┌──

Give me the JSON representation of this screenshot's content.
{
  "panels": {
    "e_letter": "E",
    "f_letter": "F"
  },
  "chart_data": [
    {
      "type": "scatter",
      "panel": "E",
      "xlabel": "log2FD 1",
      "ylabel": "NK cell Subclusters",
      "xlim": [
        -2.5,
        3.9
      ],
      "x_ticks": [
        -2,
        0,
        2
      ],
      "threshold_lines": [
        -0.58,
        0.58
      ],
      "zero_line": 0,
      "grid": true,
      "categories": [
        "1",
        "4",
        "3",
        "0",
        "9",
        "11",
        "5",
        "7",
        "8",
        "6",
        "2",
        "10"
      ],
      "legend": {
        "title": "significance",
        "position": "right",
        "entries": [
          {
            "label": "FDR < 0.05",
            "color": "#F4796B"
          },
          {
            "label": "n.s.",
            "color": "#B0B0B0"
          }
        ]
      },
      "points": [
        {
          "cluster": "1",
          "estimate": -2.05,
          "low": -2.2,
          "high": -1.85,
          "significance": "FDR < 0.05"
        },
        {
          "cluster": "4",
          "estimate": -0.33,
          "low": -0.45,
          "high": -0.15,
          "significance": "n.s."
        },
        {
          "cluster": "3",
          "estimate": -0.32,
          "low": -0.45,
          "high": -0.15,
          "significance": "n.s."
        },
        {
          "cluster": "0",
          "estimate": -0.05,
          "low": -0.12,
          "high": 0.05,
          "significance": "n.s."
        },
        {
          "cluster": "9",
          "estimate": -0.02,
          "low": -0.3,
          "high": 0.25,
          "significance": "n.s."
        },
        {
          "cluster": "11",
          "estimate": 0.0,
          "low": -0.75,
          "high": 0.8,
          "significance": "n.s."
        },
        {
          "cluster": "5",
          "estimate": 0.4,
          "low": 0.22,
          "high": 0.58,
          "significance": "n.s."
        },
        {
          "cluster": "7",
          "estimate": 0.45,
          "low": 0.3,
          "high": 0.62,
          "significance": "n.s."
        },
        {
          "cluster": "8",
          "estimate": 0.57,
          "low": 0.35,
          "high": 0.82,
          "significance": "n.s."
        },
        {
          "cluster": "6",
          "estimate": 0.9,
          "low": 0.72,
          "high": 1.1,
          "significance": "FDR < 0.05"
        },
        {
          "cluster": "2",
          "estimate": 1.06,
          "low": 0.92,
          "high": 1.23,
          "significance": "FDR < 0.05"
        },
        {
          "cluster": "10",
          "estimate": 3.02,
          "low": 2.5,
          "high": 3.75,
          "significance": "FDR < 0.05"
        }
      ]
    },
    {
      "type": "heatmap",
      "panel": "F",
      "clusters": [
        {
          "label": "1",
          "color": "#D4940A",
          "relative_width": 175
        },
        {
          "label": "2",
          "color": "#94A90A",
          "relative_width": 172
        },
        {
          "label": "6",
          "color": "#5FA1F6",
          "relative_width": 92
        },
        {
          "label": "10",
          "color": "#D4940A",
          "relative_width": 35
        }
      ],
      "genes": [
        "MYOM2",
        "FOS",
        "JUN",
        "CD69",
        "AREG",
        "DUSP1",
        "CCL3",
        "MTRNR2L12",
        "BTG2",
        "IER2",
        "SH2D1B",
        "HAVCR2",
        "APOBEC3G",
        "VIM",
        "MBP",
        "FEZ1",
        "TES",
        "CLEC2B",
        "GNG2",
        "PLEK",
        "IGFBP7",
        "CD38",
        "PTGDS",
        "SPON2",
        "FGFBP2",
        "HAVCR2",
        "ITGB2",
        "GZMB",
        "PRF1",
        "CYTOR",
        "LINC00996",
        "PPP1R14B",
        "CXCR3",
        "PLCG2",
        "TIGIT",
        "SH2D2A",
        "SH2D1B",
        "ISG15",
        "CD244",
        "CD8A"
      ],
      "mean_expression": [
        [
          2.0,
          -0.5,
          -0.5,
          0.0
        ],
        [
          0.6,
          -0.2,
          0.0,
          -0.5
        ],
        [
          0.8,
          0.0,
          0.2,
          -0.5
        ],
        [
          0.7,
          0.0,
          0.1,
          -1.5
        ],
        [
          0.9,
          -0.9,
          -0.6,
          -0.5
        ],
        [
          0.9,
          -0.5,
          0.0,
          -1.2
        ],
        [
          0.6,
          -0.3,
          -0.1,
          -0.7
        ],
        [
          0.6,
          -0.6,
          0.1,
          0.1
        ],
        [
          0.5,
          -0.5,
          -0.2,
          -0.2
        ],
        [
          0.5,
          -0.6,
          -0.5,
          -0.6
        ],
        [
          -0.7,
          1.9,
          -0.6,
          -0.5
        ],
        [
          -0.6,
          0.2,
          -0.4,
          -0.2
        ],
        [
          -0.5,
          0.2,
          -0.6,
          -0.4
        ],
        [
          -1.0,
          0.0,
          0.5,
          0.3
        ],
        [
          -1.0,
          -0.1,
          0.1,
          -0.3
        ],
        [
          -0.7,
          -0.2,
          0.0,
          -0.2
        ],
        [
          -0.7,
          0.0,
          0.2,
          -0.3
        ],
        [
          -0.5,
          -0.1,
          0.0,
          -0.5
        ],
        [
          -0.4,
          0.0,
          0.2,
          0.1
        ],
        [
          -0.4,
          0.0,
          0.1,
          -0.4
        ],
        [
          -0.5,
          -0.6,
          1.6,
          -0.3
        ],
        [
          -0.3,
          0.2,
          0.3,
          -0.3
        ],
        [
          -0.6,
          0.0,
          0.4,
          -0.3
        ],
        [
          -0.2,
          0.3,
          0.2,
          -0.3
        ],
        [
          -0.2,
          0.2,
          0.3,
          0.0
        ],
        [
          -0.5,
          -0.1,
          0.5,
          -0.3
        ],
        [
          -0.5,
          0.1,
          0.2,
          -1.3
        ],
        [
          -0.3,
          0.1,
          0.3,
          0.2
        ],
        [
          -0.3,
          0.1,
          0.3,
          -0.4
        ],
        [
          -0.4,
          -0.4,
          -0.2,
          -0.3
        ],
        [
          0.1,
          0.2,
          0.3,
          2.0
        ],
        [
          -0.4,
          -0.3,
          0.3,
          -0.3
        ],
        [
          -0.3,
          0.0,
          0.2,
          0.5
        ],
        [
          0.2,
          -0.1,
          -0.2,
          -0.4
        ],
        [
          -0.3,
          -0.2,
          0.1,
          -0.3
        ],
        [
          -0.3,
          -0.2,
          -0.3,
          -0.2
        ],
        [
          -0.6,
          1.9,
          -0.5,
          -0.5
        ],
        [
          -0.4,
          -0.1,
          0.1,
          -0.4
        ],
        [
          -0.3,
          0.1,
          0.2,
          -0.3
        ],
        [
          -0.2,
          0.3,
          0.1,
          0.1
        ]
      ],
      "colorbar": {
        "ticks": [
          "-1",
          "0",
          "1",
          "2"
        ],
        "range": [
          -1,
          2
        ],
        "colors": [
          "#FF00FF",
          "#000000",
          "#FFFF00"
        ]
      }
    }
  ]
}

└──

[Your instructions]: All of the data above should be reproduced verbatim.

[Output for this task]:
Give me the JSON representation of this screenshot's content.
{
  "panels": {
    "e_letter": "E",
    "f_letter": "F"
  },
  "chart_data": [
    {
      "type": "scatter",
      "panel": "E",
      "xlabel": "log2FD 1",
      "ylabel": "NK cell Subclusters",
      "xlim": [
        -2.5,
        3.9
      ],
      "x_ticks": [
        -2,
        0,
        2
      ],
      "threshold_lines": [
        -0.58,
        0.58
      ],
      "zero_line": 0,
      "grid": true,
      "categories": [
        "1",
        "4",
        "3",
        "0",
        "9",
        "11",
        "5",
        "7",
        "8",
        "6",
        "2",
        "10"
      ],
      "legend": {
        "title": "significance",
        "position": "right",
        "entries": [
          {
            "label": "FDR < 0.05",
            "color": "#F4796B"
          },
          {
            "label": "n.s.",
            "color": "#B0B0B0"
          }
        ]
      },
      "points": [
        {
          "cluster": "1",
          "estimate": -2.05,
          "low": -2.2,
          "high": -1.85,
          "significance": "FDR < 0.05"
        },
        {
          "cluster": "4",
          "estimate": -0.33,
          "low": -0.45,
          "high": -0.15,
          "significance": "n.s."
        },
        {
          "cluster": "3",
          "estimate": -0.32,
          "low": -0.45,
          "high": -0.15,
          "significance": "n.s."
        },
        {
          "cluster": "0",
          "estimate": -0.05,
          "low": -0.12,
          "high": 0.05,
          "significance": "n.s."
        },
        {
          "cluster": "9",
          "estimate": -0.02,
          "low": -0.3,
          "high": 0.25,
          "significance": "n.s."
        },
        {
          "cluster": "11",
          "estimate": 0.0,
          "low": -0.75,
          "high": 0.8,
          "significance": "n.s."
        },
        {
          "cluster": "5",
          "estimate": 0.4,
          "low": 0.22,
          "high": 0.58,
          "significance": "n.s."
        },
        {
          "cluster": "7",
          "estimate": 0.45,
          "low": 0.3,
          "high": 0.62,
          "significance": "n.s."
        },
        {
          "cluster": "8",
          "estimate": 0.57,
          "low": 0.35,
          "high": 0.82,
          "significance": "n.s."
        },
        {
          "cluster": "6",
          "estimate": 0.9,
          "low": 0.72,
          "high": 1.1,
          "significance": "FDR < 0.05"
        },
        {
          "cluster": "2",
          "estimate": 1.06,
          "low": 0.92,
          "high": 1.23,
          "significance": "FDR < 0.05"
        },
        {
          "cluster": "10",
          "estimate": 3.02,
          "low": 2.5,
          "high": 3.75,
          "significance": "FDR < 0.05"
        }
      ]
    },
    {
      "type": "heatmap",
      "panel": "F",
      "clusters": [
        {
          "label": "1",
          "color": "#D4940A",
          "relative_width": 175
        },
        {
          "label": "2",
          "color": "#94A90A",
          "relative_width": 172
        },
        {
          "label": "6",
          "color": "#5FA1F6",
          "relative_width": 92
        },
        {
          "label": "10",
          "color": "#D4940A",
          "relative_width": 35
        }
      ],
      "genes": [
        "MYOM2",
        "FOS",
        "JUN",
        "CD69",
        "AREG",
        "DUSP1",
        "CCL3",
        "MTRNR2L12",
        "BTG2",
        "IER2",
        "SH2D1B",
        "HAVCR2",
        "APOBEC3G",
        "VIM",
        "MBP",
        "FEZ1",
        "TES",
        "CLEC2B",
        "GNG2",
        "PLEK",
        "IGFBP7",
        "CD38",
        "PTGDS",
        "SPON2",
        "FGFBP2",
        "HAVCR2",
        "ITGB2",
        "GZMB",
        "PRF1",
        "CYTOR",
        "LINC00996",
        "PPP1R14B",
        "CXCR3",
        "PLCG2",
        "TIGIT",
        "SH2D2A",
        "SH2D1B",
        "ISG15",
        "CD244",
        "CD8A"
      ],
      "mean_expression": [
        [
          2.0,
          -0.5,
          -0.5,
          0.0
        ],
        [
          0.6,
          -0.2,
          0.0,
          -0.5
        ],
        [
          0.8,
          0.0,
          0.2,
          -0.5
        ],
        [
          0.7,
          0.0,
          0.1,
          -1.5
        ],
        [
          0.9,
          -0.9,
          -0.6,
          -0.5
        ],
        [
          0.9,
          -0.5,
          0.0,
          -1.2
        ],
        [
          0.6,
          -0.3,
          -0.1,
          -0.7
        ],
        [
          0.6,
          -0.6,
          0.1,
          0.1
        ],
        [
          0.5,
          -0.5,
          -0.2,
          -0.2
        ],
        [
          0.5,
          -0.6,
          -0.5,
          -0.6
        ],
        [
          -0.7,
          1.9,
          -0.6,
          -0.5
        ],
        [
          -0.6,
          0.2,
          -0.4,
          -0.2
        ],
        [
          -0.5,
          0.2,
          -0.6,
          -0.4
        ],
        [
          -1.0,
          0.0,
          0.5,
          0.3
        ],
        [
          -1.0,
          -0.1,
          0.1,
          -0.3
        ],
        [
          -0.7,
          -0.2,
          0.0,
          -0.2
        ],
        [
          -0.7,
          0.0,
          0.2,
          -0.3
        ],
        [
          -0.5,
          -0.1,
          0.0,
          -0.5
        ],
        [
          -0.4,
          0.0,
          0.2,
          0.1
        ],
        [
          -0.4,
          0.0,
          0.1,
          -0.4
        ],
        [
          -0.5,
          -0.6,
          1.6,
          -0.3
        ],
        [
          -0.3,
          0.2,
          0.3,
          -0.3
        ],
        [
          -0.6,
          0.0,
          0.4,
          -0.3
        ],
        [
          -0.2,
          0.3,
          0.2,
          -0.3
        ],
        [
          -0.2,
          0.2,
          0.3,
          0.0
        ],
        [
          -0.5,
          -0.1,
          0.5,
          -0.3
        ],
        [
          -0.5,
          0.1,
          0.2,
          -1.3
        ],
        [
          -0.3,
          0.1,
          0.3,
          0.2
        ],
        [
          -0.3,
          0.1,
          0.3,
          -0.4
        ],
        [
          -0.4,
          -0.4,
          -0.2,
          -0.3
        ],
        [
          0.1,
          0.2,
          0.3,
          2.0
        ],
        [
          -0.4,
          -0.3,
          0.3,
          -0.3
        ],
        [
          -0.3,
          0.0,
          0.2,
          0.5
        ],
        [
          0.2,
          -0.1,
          -0.2,
          -0.4
        ],
        [
          -0.3,
          -0.2,
          0.1,
          -0.3
        ],
        [
          -0.3,
          -0.2,
          -0.3,
          -0.2
        ],
        [
          -0.6,
          1.9,
          -0.5,
          -0.5
        ],
        [
          -0.4,
          -0.1,
          0.1,
          -0.4
        ],
        [
          -0.3,
          0.1,
          0.2,
          -0.3
        ],
        [
          -0.2,
          0.3,
          0.1,
          0.1
        ]
      ],
      "colorbar": {
        "ticks": [
          "-1",
          "0",
          "1",
          "2"
        ],
        "range": [
          -1,
          2
        ],
        "colors": [
          "#FF00FF",
          "#000000",
          "#FFFF00"
        ]
      }
    }
  ]
}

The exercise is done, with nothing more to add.